Instructions for the task →
Select from the data all lines with the word "text".

Given data →
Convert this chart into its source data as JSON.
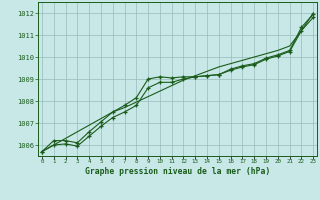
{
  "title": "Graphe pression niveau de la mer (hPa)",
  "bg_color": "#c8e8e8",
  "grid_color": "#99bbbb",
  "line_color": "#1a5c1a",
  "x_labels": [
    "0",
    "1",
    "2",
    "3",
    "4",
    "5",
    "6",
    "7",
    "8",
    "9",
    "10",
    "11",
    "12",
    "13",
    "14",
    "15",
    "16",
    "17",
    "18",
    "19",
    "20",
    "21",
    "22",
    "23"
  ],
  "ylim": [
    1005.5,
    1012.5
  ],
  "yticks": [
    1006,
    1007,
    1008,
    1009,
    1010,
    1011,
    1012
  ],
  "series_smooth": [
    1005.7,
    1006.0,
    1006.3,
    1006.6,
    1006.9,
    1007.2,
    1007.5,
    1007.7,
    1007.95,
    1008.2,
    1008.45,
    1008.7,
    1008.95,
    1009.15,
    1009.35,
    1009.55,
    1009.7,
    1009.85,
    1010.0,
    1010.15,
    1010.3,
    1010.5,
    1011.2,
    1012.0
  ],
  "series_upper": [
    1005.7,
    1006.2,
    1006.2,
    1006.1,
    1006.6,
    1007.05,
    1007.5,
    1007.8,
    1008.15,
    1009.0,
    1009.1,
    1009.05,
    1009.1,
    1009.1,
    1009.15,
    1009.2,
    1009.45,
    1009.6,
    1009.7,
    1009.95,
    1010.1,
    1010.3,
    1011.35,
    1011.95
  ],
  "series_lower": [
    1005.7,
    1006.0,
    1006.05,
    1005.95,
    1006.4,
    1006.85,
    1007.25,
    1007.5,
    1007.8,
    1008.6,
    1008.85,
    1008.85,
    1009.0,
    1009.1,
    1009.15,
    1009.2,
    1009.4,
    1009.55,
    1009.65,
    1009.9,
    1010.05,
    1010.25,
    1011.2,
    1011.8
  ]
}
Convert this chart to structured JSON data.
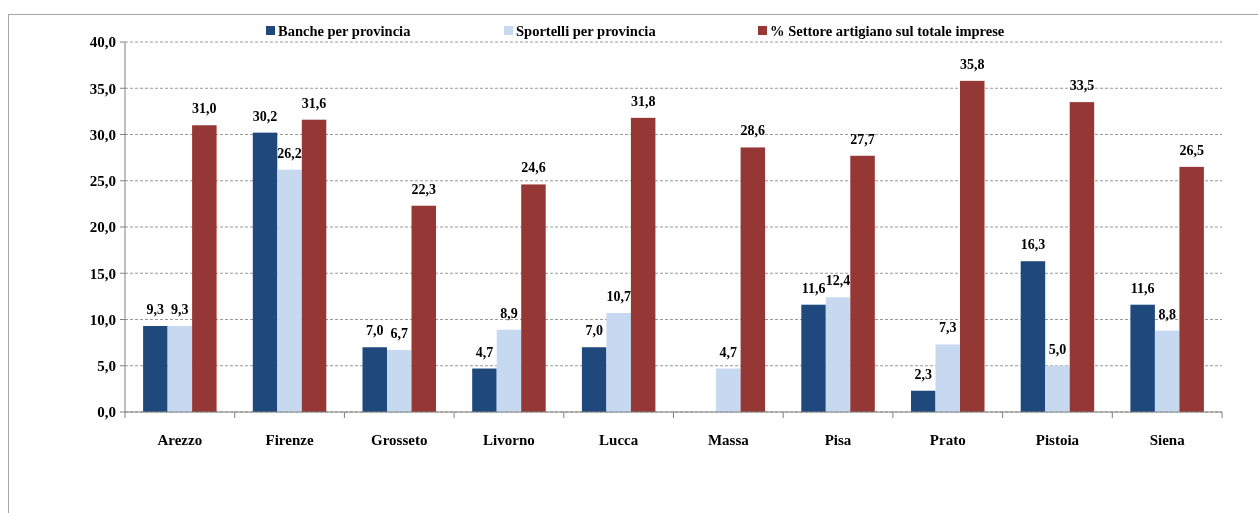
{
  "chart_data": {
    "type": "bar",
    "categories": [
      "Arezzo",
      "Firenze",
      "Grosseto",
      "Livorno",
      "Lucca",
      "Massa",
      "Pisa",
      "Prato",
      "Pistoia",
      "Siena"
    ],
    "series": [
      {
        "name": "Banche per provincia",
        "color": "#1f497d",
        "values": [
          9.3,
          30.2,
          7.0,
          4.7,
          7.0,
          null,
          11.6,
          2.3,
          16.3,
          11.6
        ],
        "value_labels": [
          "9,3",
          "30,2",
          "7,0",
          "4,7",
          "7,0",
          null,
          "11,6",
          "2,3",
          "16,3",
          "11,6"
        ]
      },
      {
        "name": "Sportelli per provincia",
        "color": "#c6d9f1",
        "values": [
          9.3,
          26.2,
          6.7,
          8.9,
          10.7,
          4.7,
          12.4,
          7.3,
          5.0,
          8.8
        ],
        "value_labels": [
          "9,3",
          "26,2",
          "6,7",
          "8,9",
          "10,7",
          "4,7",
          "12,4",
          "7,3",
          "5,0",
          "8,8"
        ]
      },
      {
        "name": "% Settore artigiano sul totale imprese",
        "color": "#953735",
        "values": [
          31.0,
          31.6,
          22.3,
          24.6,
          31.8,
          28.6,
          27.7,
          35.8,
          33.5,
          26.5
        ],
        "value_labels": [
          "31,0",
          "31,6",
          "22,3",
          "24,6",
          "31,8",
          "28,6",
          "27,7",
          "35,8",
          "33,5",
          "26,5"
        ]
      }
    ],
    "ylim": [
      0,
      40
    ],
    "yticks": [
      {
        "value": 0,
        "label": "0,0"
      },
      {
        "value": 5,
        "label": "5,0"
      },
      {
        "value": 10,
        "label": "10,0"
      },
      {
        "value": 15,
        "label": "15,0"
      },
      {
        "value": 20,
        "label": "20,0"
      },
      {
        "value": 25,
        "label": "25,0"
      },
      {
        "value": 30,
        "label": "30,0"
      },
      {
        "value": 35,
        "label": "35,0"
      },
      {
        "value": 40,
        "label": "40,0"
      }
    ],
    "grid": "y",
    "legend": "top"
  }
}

...

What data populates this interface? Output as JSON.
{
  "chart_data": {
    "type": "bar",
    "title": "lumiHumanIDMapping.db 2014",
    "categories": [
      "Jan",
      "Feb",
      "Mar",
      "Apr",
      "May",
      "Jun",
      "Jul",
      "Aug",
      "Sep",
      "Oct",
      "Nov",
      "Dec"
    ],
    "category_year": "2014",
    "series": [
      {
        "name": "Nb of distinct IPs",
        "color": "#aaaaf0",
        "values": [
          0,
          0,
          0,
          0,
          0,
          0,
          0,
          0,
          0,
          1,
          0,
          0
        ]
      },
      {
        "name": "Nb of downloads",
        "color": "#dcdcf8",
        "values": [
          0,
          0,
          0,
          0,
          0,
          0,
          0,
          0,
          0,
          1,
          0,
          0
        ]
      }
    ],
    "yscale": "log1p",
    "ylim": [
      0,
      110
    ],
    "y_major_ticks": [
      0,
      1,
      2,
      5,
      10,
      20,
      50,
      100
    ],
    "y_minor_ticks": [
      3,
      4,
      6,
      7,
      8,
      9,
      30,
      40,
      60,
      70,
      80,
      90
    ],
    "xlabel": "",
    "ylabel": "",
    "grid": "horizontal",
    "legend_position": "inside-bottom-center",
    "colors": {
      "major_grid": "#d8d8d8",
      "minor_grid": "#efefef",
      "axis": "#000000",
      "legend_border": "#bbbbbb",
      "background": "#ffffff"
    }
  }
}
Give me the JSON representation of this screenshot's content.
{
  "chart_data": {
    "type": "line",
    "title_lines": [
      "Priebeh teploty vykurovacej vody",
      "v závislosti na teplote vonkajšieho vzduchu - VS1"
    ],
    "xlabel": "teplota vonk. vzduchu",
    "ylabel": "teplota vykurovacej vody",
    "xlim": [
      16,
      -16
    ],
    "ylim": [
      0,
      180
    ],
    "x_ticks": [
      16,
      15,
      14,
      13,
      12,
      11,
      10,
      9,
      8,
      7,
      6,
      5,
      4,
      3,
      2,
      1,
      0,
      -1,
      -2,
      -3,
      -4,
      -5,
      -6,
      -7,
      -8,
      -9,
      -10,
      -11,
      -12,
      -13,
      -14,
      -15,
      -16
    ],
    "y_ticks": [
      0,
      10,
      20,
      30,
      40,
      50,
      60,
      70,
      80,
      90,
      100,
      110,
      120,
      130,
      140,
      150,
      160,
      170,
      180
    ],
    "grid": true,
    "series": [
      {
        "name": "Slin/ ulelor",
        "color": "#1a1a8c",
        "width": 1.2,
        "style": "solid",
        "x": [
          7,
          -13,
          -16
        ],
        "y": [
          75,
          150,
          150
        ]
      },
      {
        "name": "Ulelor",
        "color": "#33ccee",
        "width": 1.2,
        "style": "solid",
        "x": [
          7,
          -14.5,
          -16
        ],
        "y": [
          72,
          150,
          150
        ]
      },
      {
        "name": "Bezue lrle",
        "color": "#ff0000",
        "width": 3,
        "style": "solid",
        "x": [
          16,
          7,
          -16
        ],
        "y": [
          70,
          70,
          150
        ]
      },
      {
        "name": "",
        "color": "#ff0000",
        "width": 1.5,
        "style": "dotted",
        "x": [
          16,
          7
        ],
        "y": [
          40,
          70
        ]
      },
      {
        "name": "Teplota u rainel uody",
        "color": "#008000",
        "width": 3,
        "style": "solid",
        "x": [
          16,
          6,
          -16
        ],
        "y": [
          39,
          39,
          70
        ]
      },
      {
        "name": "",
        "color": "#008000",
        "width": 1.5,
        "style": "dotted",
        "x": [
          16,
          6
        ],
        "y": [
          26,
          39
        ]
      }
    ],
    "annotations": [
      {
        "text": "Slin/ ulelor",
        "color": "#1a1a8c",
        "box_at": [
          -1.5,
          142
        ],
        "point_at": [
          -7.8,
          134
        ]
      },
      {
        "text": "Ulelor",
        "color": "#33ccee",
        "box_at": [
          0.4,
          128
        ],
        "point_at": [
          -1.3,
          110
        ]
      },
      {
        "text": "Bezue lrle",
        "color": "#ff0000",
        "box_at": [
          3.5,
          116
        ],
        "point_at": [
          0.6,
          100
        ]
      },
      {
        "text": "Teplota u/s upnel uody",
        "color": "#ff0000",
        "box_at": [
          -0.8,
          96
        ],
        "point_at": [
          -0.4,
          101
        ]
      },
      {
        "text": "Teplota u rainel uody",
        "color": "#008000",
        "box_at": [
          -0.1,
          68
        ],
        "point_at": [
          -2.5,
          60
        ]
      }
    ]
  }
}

...

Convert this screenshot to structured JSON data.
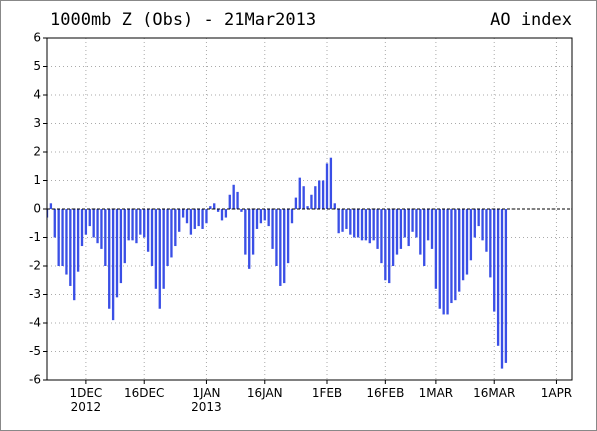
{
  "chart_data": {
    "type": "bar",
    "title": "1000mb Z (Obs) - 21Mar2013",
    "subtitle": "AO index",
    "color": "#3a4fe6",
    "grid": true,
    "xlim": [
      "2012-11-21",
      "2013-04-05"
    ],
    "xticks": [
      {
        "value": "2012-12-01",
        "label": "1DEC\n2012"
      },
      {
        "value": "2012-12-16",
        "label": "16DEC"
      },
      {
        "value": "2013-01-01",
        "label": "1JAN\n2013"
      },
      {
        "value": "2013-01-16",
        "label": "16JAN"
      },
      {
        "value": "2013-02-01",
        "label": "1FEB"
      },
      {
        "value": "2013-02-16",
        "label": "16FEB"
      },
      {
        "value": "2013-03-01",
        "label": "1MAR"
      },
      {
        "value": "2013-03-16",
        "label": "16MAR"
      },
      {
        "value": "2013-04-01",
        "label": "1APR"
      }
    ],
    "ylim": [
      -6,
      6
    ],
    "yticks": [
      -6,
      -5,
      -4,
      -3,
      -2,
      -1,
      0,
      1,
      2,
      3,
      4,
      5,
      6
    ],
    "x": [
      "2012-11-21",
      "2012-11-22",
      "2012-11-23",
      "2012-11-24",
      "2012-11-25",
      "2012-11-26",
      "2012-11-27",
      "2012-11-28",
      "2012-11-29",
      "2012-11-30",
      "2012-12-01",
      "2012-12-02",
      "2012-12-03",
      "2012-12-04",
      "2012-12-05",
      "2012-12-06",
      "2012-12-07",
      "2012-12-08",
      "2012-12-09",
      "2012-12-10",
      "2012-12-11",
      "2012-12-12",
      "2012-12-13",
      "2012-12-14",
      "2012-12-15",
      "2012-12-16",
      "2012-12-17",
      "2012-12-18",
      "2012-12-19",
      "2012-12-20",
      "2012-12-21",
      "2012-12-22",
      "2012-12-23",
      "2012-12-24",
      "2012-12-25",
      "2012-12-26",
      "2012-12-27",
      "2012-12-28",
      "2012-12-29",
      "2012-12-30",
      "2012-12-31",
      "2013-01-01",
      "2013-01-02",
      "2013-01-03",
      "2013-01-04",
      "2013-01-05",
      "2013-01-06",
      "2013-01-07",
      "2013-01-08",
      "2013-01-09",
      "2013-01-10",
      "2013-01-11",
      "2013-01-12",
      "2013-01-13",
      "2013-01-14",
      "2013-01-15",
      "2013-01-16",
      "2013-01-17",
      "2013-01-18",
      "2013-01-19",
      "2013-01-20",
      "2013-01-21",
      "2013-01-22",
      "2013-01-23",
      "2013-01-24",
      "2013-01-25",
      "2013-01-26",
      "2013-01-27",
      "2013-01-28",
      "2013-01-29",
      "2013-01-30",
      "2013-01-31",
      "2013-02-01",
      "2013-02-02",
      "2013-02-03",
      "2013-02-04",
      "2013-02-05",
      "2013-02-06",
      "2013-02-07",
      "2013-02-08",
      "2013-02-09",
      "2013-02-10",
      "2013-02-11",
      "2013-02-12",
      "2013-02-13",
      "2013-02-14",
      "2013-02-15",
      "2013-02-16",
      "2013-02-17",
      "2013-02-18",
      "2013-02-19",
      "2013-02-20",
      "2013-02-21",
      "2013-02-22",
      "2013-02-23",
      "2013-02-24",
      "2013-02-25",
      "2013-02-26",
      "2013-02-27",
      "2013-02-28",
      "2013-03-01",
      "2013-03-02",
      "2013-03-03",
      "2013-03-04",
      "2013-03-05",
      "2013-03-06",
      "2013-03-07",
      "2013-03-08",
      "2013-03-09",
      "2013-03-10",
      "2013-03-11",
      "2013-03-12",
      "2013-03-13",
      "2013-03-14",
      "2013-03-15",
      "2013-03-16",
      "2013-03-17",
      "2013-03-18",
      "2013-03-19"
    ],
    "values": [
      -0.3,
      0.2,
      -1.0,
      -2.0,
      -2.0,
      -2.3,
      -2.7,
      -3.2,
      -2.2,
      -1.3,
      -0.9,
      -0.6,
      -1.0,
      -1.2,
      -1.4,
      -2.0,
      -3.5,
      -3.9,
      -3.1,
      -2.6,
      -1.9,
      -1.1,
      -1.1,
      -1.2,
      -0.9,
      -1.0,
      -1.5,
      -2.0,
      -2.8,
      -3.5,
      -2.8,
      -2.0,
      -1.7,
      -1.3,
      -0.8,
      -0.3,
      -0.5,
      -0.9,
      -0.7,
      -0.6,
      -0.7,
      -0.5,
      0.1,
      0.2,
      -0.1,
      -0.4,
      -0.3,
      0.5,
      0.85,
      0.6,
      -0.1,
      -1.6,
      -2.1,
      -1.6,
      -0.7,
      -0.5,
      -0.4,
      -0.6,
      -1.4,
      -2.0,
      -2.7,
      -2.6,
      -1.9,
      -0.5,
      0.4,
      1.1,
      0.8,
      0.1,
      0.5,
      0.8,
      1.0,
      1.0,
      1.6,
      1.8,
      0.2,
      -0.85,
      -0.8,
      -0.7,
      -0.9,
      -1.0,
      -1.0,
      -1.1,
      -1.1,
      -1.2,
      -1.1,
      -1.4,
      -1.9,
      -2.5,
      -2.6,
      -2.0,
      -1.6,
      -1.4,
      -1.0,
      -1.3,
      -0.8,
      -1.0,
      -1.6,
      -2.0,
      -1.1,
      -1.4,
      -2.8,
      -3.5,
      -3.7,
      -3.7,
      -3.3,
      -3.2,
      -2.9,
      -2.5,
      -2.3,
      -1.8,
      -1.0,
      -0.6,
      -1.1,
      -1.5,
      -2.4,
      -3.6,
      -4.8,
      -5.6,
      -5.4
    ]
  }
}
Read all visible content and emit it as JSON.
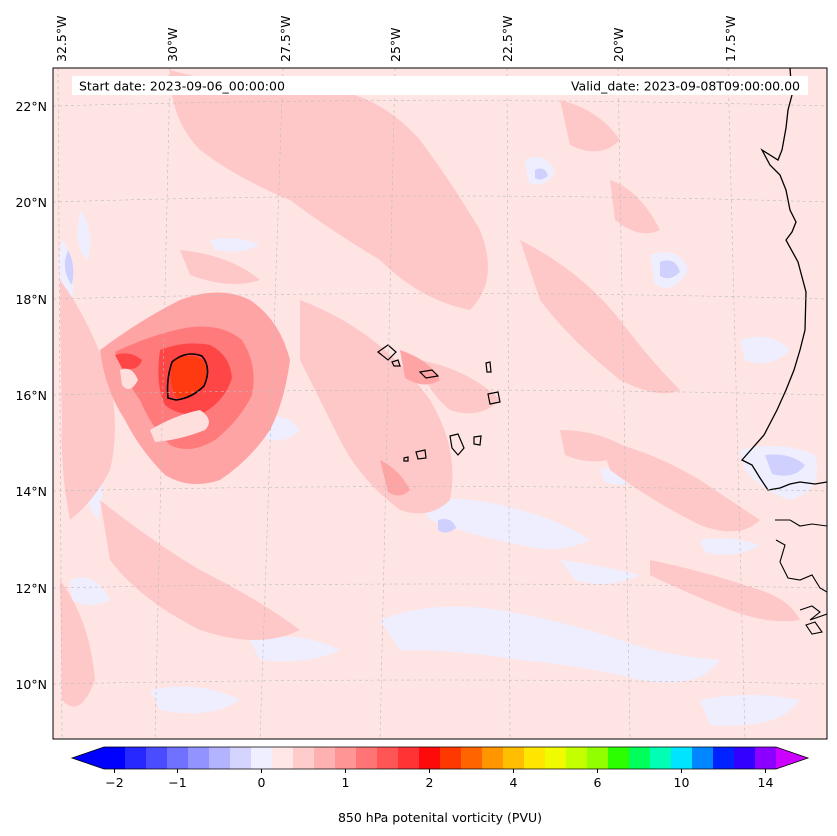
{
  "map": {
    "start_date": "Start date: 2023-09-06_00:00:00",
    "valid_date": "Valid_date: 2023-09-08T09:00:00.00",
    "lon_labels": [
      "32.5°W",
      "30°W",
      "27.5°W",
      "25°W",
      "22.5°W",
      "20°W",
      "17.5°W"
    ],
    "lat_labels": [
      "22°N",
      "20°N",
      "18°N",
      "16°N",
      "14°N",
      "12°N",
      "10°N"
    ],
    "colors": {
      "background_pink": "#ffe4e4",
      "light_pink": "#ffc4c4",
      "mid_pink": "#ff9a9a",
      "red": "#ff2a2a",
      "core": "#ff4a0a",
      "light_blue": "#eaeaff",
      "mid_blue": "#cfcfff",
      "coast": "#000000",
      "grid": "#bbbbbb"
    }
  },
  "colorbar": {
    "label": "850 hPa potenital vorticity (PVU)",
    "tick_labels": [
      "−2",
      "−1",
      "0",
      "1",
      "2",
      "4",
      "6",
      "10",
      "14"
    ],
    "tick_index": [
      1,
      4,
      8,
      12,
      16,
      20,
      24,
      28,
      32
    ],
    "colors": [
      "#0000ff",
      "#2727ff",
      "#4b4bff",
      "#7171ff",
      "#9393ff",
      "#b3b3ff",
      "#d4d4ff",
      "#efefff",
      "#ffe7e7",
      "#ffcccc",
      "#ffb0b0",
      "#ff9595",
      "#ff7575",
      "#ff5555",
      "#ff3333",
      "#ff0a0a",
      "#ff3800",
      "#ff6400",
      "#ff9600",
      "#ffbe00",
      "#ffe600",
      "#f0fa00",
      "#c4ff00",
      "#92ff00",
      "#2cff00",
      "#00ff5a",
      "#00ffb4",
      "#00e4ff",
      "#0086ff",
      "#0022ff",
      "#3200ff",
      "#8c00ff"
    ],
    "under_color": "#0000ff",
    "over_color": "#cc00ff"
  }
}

Written answer →
        "text": "Slin/ ulelor",
        "text": "Ulelor",
        "text": "Bezue lrle",
        "text": "Teplota u/s upnel uody",
        "text": "Teplota u rainel uody",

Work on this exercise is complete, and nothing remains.